**Requirement:** Identify each line containing the word "type" and copy it.

(Items from a data source)
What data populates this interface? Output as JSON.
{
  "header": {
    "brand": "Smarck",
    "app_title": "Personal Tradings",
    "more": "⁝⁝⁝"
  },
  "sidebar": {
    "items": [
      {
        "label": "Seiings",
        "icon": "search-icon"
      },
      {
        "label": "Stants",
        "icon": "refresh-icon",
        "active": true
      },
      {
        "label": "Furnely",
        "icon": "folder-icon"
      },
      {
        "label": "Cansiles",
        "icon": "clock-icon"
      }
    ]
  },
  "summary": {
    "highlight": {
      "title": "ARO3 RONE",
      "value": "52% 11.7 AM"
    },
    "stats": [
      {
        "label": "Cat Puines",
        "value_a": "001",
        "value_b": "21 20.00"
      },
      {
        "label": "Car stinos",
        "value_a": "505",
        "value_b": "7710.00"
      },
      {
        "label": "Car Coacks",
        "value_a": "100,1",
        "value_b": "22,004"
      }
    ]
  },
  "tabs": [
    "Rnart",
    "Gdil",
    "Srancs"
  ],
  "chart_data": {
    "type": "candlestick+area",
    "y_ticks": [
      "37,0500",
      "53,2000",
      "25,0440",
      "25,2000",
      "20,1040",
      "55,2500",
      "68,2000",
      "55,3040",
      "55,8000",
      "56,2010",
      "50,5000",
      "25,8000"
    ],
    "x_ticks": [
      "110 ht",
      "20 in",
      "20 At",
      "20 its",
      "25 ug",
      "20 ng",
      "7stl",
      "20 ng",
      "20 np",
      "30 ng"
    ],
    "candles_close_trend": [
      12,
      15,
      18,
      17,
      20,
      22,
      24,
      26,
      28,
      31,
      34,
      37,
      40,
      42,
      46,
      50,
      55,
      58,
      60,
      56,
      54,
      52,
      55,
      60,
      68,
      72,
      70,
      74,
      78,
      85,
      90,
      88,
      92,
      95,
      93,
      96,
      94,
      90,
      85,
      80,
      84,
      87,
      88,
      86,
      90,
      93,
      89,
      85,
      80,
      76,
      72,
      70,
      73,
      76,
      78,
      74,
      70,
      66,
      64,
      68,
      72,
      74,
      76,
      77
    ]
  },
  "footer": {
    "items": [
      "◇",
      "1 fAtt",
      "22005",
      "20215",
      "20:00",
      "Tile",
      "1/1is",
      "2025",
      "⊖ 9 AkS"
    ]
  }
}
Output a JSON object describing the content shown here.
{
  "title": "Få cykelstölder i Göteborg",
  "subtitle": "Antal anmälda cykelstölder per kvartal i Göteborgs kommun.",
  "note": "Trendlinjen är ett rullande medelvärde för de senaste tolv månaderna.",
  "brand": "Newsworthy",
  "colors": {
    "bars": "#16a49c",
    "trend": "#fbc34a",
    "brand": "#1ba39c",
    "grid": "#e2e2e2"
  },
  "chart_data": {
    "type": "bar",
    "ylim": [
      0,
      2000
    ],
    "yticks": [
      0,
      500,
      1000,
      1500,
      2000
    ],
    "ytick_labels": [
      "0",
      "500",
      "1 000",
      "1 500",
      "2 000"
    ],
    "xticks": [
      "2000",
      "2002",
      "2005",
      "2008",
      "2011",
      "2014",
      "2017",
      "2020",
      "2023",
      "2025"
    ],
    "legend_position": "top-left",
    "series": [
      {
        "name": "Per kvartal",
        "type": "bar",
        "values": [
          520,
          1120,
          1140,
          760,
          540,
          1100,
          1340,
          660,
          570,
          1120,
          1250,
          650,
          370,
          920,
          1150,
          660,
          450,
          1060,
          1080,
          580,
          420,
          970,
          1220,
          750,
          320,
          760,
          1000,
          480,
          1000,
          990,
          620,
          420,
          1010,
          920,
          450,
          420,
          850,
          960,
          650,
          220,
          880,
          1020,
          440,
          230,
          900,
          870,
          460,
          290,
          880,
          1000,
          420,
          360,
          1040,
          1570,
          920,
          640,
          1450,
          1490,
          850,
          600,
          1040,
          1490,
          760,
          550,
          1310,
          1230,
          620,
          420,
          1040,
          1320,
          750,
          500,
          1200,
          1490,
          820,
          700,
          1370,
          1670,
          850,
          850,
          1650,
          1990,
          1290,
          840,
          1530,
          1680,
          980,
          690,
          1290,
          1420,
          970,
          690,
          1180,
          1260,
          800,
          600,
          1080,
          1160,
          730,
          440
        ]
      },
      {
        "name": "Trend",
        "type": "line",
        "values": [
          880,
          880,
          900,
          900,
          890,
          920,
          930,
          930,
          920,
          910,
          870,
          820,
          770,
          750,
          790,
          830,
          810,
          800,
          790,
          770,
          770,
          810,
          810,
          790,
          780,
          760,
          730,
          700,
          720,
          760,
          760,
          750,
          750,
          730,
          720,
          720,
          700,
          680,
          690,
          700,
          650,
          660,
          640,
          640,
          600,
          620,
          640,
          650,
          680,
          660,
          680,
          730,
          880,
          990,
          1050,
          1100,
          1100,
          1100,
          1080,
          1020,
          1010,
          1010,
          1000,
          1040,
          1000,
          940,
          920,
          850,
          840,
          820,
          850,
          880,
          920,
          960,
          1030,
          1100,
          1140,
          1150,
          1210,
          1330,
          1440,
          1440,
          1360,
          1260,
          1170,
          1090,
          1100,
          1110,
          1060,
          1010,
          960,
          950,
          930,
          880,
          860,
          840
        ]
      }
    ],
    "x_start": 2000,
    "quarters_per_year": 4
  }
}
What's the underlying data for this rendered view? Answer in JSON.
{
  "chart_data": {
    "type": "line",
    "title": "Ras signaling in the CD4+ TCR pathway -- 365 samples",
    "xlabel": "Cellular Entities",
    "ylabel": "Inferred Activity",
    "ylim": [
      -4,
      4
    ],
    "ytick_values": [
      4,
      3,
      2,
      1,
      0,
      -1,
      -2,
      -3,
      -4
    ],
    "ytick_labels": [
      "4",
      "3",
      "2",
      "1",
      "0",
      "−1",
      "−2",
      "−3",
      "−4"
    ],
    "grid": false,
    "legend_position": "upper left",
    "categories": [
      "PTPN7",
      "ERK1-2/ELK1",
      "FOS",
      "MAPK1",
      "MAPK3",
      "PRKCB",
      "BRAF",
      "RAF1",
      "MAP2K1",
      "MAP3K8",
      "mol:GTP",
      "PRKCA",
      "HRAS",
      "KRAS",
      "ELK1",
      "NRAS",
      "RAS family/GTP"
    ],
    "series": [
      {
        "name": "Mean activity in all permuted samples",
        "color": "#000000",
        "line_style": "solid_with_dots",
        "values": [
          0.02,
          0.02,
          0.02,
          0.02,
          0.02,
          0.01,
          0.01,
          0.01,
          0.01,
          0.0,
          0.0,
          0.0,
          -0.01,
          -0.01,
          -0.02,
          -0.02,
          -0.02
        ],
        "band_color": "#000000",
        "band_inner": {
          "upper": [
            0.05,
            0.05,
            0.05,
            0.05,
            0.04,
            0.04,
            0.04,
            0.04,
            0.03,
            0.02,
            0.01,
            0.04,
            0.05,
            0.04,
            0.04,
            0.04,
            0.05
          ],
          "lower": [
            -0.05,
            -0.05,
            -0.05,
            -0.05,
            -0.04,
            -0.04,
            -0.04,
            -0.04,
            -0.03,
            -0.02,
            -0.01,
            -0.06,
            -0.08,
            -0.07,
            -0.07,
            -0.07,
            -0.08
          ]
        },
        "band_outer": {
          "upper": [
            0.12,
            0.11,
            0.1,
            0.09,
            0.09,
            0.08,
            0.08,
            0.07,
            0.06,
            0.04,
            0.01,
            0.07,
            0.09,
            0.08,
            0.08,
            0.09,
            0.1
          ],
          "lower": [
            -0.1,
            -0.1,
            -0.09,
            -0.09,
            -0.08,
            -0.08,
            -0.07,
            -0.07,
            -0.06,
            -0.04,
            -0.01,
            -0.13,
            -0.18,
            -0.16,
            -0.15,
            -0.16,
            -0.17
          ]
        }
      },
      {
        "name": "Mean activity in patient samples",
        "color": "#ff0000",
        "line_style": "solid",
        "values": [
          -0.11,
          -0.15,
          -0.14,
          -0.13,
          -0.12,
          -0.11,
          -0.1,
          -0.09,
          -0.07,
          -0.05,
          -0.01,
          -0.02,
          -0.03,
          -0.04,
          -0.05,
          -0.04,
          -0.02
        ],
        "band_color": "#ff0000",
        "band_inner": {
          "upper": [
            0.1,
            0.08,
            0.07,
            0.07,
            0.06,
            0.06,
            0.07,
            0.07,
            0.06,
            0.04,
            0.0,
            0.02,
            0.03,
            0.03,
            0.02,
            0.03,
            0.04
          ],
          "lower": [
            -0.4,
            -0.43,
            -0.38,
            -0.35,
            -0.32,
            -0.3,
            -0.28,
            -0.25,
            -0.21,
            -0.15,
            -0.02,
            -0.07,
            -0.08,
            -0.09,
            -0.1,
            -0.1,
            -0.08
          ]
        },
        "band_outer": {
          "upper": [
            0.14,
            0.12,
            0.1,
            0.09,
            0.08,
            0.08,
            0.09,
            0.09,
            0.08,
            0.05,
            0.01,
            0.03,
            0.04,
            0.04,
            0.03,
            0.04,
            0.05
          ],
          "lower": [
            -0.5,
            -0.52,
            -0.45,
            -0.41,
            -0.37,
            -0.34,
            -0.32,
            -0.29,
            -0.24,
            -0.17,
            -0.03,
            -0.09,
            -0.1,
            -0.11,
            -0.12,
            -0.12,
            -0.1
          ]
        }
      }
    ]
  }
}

**Answer to the task:**
    "type": "candlestick+area",
    "type": "bar",
        "type": "bar",
        "type": "line",
    "type": "line",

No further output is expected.